# [What needs to be done]
What is the number of lines containing the word "title"? Give that number alone.

[Dataset records]

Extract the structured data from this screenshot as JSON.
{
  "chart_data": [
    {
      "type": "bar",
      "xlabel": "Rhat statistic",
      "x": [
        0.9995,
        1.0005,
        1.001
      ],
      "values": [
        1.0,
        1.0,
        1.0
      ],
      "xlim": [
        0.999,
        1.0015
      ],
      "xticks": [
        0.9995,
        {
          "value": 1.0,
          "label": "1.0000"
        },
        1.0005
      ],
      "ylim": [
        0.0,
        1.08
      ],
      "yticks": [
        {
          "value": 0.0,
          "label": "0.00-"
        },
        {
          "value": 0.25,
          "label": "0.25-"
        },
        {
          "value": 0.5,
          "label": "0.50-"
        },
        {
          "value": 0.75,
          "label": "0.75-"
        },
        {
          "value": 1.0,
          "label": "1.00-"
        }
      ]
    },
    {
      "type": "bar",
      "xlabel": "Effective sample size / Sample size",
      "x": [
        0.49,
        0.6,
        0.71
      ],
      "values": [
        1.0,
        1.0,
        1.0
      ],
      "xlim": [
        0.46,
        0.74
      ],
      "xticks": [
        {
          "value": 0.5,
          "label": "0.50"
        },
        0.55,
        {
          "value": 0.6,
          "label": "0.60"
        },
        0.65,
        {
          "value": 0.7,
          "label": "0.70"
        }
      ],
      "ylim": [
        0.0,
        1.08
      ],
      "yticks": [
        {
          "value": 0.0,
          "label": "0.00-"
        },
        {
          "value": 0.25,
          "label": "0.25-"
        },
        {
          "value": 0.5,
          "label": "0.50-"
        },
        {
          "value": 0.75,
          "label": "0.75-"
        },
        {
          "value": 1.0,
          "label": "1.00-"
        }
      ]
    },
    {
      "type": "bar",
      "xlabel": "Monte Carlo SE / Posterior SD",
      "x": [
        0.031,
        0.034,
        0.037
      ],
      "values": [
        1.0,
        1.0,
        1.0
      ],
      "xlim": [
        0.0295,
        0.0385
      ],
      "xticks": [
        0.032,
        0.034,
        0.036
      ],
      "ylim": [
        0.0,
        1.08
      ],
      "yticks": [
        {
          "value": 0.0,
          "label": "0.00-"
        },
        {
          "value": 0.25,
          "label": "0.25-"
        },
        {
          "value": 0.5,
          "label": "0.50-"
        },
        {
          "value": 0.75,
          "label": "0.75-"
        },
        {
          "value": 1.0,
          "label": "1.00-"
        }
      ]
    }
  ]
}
---
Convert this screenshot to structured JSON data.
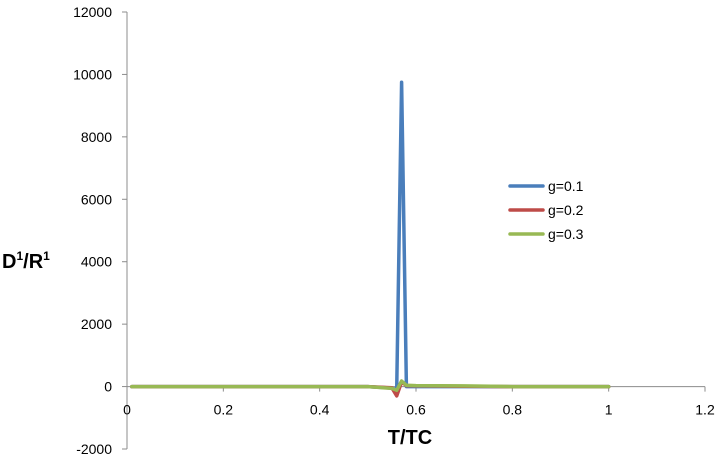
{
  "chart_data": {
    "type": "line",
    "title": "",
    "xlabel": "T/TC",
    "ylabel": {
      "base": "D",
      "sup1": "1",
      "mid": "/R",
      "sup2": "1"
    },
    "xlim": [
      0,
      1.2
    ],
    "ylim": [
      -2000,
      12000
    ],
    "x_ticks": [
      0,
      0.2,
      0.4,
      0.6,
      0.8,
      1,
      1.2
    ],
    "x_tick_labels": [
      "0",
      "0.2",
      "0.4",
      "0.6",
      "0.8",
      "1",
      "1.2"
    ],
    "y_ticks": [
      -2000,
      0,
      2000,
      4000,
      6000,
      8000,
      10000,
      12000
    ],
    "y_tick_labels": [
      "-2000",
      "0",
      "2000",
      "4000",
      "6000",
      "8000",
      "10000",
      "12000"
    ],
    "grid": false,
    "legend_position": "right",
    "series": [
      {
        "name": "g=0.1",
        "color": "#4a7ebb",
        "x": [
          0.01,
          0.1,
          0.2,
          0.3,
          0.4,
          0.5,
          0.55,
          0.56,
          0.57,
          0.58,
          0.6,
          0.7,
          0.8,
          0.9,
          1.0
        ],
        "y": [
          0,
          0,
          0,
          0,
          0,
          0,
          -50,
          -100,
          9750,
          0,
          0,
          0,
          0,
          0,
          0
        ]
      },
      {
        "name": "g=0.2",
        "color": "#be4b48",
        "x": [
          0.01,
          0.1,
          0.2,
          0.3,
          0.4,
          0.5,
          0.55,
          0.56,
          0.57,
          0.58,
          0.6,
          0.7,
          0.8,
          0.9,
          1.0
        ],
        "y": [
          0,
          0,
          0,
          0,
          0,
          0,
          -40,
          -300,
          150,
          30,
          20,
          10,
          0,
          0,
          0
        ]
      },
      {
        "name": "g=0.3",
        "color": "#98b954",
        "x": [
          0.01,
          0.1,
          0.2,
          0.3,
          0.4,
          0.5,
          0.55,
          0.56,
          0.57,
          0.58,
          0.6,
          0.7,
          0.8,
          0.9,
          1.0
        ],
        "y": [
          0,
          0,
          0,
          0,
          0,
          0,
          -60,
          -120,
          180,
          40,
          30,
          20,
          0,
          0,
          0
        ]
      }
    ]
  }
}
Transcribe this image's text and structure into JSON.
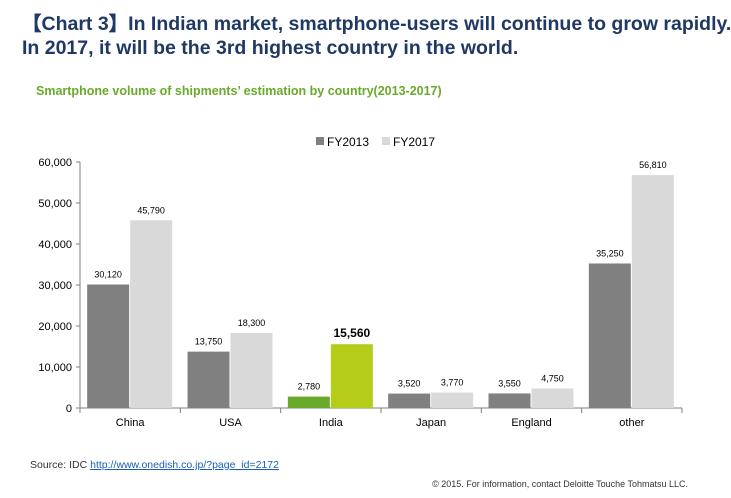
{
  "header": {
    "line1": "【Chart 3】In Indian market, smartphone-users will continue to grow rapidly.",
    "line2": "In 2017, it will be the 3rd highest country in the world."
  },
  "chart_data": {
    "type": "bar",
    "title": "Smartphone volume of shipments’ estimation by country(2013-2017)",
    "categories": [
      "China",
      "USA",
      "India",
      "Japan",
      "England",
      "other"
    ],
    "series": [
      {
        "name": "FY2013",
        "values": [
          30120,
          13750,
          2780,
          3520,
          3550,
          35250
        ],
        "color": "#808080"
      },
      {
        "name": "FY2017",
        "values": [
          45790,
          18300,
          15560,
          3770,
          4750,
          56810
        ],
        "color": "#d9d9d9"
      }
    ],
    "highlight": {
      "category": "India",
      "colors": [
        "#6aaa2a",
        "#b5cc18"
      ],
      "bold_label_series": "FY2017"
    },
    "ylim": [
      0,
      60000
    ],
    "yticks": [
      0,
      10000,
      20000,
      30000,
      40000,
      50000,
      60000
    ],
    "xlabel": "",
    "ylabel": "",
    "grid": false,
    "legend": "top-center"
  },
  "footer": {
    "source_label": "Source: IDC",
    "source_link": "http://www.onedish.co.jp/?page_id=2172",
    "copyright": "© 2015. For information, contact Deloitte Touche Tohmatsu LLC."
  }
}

# [Written answer]
2